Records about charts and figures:
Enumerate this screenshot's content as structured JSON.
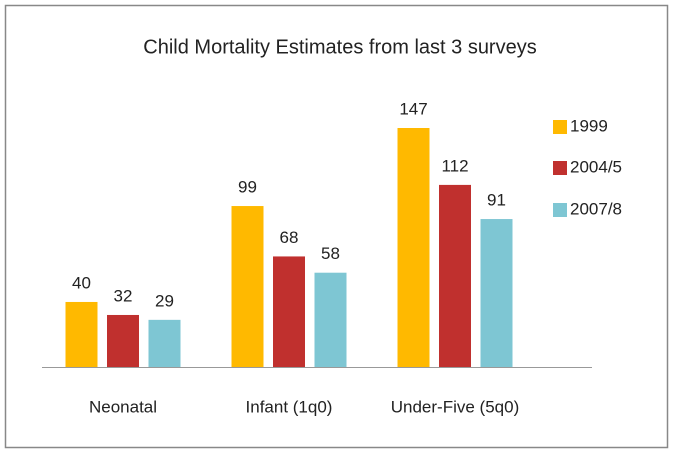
{
  "chart_data": {
    "type": "bar",
    "title": "Child Mortality Estimates from last 3 surveys",
    "categories": [
      "Neonatal",
      "Infant (1q0)",
      "Under-Five (5q0)"
    ],
    "series": [
      {
        "name": "1999",
        "color": "#ffb900",
        "values": [
          40,
          99,
          147
        ]
      },
      {
        "name": "2004/5",
        "color": "#c0302e",
        "values": [
          32,
          68,
          112
        ]
      },
      {
        "name": "2007/8",
        "color": "#7ec6d3",
        "values": [
          29,
          58,
          91
        ]
      }
    ],
    "legend": "right"
  }
}
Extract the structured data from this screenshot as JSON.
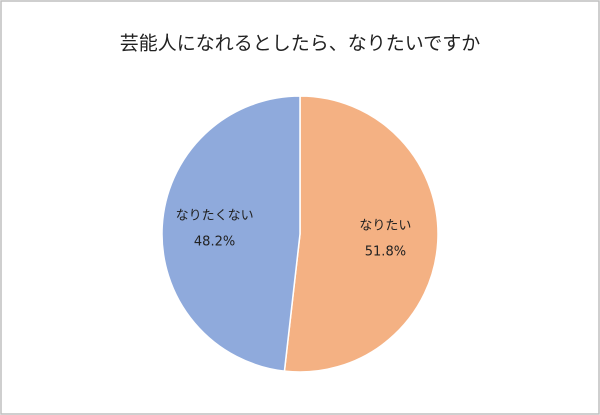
{
  "chart_data": {
    "type": "pie",
    "title": "芸能人になれるとしたら、なりたいですか",
    "categories": [
      "なりたい",
      "なりたくない"
    ],
    "values": [
      51.8,
      48.2
    ],
    "value_labels": [
      "51.8%",
      "48.2%"
    ],
    "colors": [
      "#f4b183",
      "#8faadc"
    ]
  }
}
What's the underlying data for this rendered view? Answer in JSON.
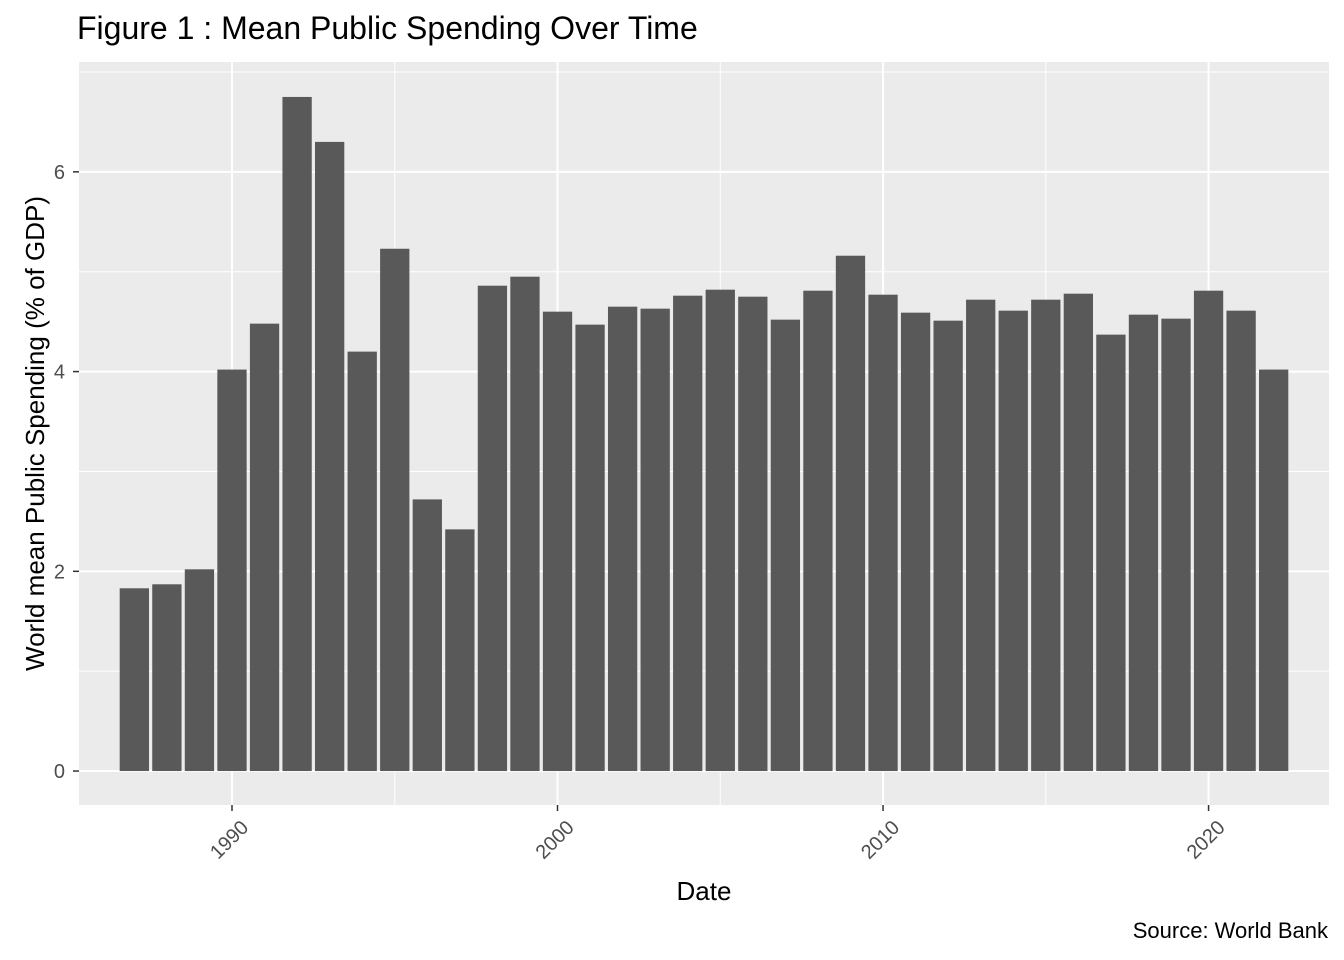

WHAT YOU SHOULD DO: Generate a word-for-word copy of the preceding records, excluding all pictures.

FINAL ANSWER:
Enumerate this screenshot's content as structured JSON.
{
  "chart_data": {
    "type": "bar",
    "title": "Child Mortality Estimates from last 3 surveys",
    "categories": [
      "Neonatal",
      "Infant (1q0)",
      "Under-Five (5q0)"
    ],
    "series": [
      {
        "name": "1999",
        "color": "#ffb900",
        "values": [
          40,
          99,
          147
        ]
      },
      {
        "name": "2004/5",
        "color": "#c0302e",
        "values": [
          32,
          68,
          112
        ]
      },
      {
        "name": "2007/8",
        "color": "#7ec6d3",
        "values": [
          29,
          58,
          91
        ]
      }
    ],
    "legend": "right"
  }
}
Extract the structured data from this screenshot as JSON.
{
  "chart_data": {
    "type": "pie",
    "title": "芸能人になれるとしたら、なりたいですか",
    "categories": [
      "なりたい",
      "なりたくない"
    ],
    "values": [
      51.8,
      48.2
    ],
    "value_labels": [
      "51.8%",
      "48.2%"
    ],
    "colors": [
      "#f4b183",
      "#8faadc"
    ]
  }
}
What's the underlying data for this rendered view? Answer in JSON.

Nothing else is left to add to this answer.